Exercise task:
Gather each line of the records where "компьютере" appears.

(Data items)
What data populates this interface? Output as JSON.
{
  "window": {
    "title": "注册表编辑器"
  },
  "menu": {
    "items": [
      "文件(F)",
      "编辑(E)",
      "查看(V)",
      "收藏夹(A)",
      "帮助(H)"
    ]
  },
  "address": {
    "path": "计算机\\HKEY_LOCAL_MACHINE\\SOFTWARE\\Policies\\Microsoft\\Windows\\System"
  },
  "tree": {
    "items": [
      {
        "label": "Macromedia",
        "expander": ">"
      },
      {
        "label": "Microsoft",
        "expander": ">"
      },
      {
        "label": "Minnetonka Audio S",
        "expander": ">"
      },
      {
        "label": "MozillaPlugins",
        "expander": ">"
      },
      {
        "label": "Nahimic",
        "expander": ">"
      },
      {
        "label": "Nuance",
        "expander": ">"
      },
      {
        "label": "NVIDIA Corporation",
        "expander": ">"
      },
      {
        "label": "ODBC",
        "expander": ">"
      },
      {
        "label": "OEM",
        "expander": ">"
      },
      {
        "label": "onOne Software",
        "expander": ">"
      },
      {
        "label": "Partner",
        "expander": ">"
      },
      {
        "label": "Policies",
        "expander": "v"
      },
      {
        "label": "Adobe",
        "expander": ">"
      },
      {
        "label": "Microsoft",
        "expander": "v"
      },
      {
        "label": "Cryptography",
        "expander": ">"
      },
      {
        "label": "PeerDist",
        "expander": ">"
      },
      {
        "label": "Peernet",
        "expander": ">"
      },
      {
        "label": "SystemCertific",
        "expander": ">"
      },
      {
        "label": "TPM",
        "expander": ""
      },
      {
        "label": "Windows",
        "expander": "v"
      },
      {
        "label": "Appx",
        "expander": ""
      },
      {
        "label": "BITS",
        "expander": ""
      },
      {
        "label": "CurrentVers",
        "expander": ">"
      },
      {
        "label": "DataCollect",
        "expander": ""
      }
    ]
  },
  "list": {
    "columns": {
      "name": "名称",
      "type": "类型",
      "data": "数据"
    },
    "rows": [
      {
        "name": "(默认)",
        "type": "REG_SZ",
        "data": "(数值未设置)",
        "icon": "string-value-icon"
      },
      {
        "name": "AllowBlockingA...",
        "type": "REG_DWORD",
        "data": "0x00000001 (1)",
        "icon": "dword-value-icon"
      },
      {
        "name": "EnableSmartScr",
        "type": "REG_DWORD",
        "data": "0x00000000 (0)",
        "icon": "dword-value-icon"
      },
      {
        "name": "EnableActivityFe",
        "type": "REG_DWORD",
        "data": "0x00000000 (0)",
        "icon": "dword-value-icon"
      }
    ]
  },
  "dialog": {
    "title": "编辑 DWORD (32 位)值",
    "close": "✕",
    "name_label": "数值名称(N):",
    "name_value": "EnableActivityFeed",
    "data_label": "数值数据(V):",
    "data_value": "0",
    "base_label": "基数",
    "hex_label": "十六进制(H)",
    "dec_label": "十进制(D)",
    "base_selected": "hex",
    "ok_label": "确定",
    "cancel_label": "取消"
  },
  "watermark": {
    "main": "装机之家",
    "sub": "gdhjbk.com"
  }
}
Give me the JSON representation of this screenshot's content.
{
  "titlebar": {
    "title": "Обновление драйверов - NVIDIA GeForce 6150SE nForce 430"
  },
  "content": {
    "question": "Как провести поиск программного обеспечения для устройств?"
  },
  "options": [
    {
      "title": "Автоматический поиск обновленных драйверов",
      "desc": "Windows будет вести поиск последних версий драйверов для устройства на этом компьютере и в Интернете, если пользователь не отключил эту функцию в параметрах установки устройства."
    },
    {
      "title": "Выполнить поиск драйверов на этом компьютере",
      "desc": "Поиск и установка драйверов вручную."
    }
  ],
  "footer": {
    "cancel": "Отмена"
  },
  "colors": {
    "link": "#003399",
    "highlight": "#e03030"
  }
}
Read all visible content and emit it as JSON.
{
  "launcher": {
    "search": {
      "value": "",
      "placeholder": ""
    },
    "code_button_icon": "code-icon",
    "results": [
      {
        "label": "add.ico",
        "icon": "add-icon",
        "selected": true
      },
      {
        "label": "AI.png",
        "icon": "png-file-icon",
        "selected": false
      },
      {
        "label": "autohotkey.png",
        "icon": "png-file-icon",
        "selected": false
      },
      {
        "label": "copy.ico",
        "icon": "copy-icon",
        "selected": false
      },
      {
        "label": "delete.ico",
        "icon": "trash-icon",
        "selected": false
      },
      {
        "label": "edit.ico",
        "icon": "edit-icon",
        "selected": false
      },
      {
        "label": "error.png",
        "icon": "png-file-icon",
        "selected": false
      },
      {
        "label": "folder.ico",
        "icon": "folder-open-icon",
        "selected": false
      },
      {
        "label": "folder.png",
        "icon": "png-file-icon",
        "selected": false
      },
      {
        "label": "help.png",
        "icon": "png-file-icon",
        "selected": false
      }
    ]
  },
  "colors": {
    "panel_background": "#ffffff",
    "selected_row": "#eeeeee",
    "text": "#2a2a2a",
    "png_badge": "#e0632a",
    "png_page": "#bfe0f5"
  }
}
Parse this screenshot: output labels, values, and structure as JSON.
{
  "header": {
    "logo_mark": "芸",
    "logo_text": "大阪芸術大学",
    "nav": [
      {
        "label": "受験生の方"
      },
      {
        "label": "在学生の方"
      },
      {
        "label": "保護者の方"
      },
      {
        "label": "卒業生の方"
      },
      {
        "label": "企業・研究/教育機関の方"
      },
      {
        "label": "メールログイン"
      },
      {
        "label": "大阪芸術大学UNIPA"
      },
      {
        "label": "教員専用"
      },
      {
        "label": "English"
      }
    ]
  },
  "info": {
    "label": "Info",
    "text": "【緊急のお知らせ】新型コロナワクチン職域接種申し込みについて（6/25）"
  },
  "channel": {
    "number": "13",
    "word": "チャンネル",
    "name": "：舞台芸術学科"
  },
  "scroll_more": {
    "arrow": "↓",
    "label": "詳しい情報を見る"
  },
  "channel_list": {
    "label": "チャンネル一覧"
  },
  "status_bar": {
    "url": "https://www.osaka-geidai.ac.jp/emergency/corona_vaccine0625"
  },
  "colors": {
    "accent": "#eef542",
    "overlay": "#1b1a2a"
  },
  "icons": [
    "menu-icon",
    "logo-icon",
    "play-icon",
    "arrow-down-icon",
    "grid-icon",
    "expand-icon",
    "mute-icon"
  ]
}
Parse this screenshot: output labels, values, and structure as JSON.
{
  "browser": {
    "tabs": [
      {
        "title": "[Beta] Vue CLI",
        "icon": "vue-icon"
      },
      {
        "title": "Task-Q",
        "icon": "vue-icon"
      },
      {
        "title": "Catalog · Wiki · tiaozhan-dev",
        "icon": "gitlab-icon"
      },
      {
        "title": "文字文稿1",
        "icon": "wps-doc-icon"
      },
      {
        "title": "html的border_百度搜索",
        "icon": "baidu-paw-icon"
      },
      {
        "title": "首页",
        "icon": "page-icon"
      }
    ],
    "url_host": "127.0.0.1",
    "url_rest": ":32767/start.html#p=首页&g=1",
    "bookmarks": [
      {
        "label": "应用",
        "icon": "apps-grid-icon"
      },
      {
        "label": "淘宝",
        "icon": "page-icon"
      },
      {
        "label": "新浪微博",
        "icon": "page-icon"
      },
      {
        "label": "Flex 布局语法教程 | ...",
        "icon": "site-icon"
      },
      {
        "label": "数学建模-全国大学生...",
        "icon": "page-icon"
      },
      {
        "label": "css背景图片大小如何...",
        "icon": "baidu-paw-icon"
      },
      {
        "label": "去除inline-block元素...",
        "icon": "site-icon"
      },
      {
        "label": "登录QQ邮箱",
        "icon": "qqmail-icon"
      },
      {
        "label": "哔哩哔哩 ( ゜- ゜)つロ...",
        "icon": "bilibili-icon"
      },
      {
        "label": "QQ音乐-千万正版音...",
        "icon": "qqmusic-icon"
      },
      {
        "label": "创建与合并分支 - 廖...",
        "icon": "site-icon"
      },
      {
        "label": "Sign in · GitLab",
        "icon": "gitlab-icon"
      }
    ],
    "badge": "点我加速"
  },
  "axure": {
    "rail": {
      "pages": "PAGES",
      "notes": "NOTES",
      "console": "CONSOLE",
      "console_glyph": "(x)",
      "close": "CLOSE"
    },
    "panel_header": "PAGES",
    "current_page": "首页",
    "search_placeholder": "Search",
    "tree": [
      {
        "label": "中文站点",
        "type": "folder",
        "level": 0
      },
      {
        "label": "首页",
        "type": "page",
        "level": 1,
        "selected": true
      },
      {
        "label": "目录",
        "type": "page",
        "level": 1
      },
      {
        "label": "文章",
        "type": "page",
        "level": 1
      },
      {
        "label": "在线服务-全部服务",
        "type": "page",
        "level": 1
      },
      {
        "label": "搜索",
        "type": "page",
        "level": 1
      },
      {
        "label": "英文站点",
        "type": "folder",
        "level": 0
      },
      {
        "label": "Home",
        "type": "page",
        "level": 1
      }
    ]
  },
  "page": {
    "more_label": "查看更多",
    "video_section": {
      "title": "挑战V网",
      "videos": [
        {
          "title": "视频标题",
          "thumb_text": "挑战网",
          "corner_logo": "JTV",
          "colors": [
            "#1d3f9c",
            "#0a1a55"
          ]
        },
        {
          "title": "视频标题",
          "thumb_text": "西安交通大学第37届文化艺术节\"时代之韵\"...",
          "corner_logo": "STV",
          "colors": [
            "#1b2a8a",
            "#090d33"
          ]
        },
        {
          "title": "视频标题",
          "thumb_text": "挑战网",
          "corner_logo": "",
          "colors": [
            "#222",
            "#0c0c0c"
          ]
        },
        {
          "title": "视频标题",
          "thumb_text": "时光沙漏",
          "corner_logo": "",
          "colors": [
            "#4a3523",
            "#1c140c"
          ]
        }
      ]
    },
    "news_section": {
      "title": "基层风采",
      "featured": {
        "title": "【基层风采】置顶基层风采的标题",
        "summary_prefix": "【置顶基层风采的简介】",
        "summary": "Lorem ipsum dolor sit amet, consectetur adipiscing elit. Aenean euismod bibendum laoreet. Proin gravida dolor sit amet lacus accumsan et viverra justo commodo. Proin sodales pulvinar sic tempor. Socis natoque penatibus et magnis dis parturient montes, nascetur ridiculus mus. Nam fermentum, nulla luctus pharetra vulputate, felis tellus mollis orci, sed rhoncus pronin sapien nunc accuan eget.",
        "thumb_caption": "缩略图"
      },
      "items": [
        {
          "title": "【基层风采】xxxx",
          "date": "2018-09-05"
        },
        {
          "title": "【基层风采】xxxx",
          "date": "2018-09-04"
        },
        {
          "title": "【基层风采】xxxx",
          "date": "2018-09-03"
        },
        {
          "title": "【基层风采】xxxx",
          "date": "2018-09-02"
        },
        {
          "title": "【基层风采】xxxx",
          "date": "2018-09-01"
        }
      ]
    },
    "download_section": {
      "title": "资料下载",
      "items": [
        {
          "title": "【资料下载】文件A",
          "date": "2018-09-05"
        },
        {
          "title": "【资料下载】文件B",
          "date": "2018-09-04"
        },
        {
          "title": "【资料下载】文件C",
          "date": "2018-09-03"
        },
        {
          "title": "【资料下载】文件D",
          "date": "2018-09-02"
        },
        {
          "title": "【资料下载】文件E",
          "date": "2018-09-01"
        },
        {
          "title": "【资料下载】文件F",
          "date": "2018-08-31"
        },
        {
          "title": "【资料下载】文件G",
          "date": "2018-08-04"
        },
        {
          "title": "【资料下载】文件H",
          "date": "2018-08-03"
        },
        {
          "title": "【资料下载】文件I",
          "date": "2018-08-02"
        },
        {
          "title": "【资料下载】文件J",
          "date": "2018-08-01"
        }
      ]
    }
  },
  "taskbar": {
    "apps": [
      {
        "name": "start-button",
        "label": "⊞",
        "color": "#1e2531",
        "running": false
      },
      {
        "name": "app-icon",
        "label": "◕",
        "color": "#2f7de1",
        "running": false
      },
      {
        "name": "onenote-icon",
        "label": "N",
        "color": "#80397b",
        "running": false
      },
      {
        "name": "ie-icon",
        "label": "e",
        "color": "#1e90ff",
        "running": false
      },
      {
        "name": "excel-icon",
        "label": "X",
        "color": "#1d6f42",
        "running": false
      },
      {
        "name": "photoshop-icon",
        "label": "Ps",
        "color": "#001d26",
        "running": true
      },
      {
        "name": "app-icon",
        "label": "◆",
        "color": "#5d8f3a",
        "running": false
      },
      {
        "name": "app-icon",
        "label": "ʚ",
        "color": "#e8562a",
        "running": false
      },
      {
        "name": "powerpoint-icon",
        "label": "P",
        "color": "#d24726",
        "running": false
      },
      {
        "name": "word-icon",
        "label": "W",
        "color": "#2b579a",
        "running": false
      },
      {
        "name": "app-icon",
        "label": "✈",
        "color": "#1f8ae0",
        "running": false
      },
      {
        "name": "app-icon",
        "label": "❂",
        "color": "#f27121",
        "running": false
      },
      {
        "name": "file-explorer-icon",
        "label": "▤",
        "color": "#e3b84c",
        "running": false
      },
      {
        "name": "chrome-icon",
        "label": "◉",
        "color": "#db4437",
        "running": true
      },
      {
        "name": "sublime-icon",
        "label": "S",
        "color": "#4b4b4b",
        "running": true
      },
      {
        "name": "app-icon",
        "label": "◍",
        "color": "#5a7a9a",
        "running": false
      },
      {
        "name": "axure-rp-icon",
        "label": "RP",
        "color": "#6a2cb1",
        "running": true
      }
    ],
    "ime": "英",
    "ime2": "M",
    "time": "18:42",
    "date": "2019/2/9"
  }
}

Result of the exercise:
      "desc": "Windows будет вести поиск последних версий драйверов для устройства на этом компьютере и в Интернете, если пользователь не отключил эту функцию в параметрах установки устройства."
      "title": "Выполнить поиск драйверов на этом компьютере",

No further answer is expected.